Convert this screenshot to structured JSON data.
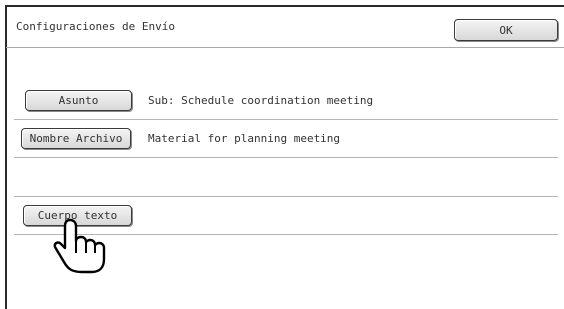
{
  "dialog": {
    "title": "Configuraciones de Envío",
    "ok_label": "OK"
  },
  "fields": [
    {
      "label": "Asunto",
      "value": "Sub: Schedule coordination meeting"
    },
    {
      "label": "Nombre Archivo",
      "value": "Material for planning meeting"
    },
    {
      "label": "Cuerpo texto",
      "value": ""
    }
  ],
  "icons": {
    "pointer": "pointing-hand-icon"
  }
}
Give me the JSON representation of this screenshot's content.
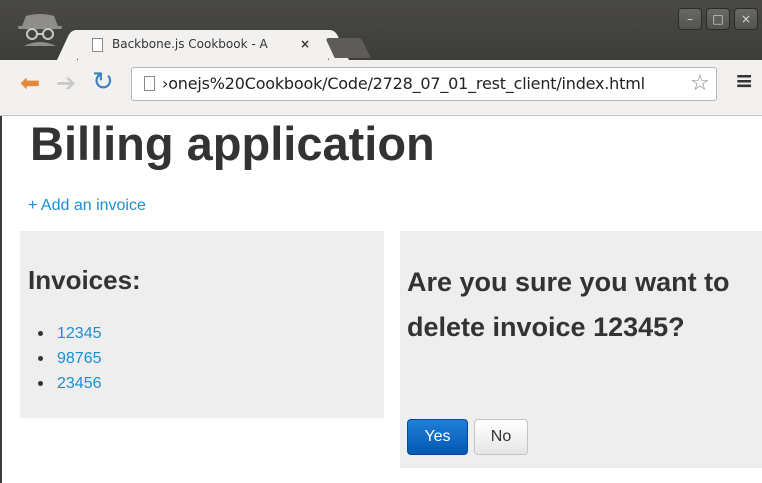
{
  "browser": {
    "tab_title": "Backbone.js Cookbook - A",
    "tab_close": "×",
    "url": "›onejs%20Cookbook/Code/2728_07_01_rest_client/index.html",
    "window_buttons": [
      "–",
      "□",
      "×"
    ],
    "icons": {
      "back": "back-arrow-icon",
      "forward": "forward-arrow-icon",
      "reload": "reload-icon",
      "bookmark": "star-icon",
      "menu": "menu-icon",
      "profile": "incognito-icon"
    }
  },
  "page": {
    "title": "Billing application",
    "add_link": "+ Add an invoice",
    "invoices_heading": "Invoices:",
    "invoices": [
      "12345",
      "98765",
      "23456"
    ],
    "confirm_heading": "Are you sure you want to delete invoice 12345?",
    "yes_label": "Yes",
    "no_label": "No"
  },
  "colors": {
    "link": "#1a8fd1",
    "panel_bg": "#eeeeee",
    "primary_button": "#0558b3",
    "heading_text": "#333333"
  }
}
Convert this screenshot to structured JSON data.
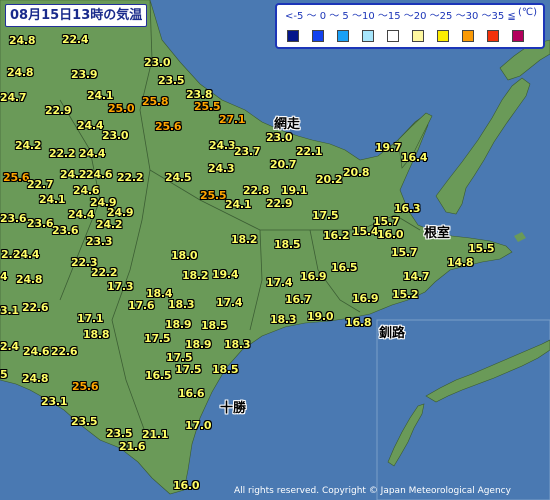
----------------------------------------
= WHAT THIS TASK INVOLVES =
Write out the material above once more, exactly as it reads, with no pictures.

= RESULT OF THIS TASK =
Convert this screenshot to structured JSON data.
{
  "dialog": {
    "title": "Configuraciones de Envío",
    "ok_label": "OK"
  },
  "fields": [
    {
      "label": "Asunto",
      "value": "Sub: Schedule coordination meeting"
    },
    {
      "label": "Nombre Archivo",
      "value": "Material for planning meeting"
    },
    {
      "label": "Cuerpo texto",
      "value": ""
    }
  ],
  "icons": {
    "pointer": "pointing-hand-icon"
  }
}
Give me the JSON representation of this screenshot's content.
{
  "browser": {
    "tab_title": "Backbone.js Cookbook - A",
    "tab_close": "×",
    "url": "›onejs%20Cookbook/Code/2728_07_01_rest_client/index.html",
    "window_buttons": [
      "–",
      "□",
      "×"
    ],
    "icons": {
      "back": "back-arrow-icon",
      "forward": "forward-arrow-icon",
      "reload": "reload-icon",
      "bookmark": "star-icon",
      "menu": "menu-icon",
      "profile": "incognito-icon"
    }
  },
  "page": {
    "title": "Billing application",
    "add_link": "+ Add an invoice",
    "invoices_heading": "Invoices:",
    "invoices": [
      "12345",
      "98765",
      "23456"
    ],
    "confirm_heading": "Are you sure you want to delete invoice 12345?",
    "yes_label": "Yes",
    "no_label": "No"
  },
  "colors": {
    "link": "#1a8fd1",
    "panel_bg": "#eeeeee",
    "primary_button": "#0558b3",
    "heading_text": "#333333"
  }
}
Convert this screenshot to structured JSON data.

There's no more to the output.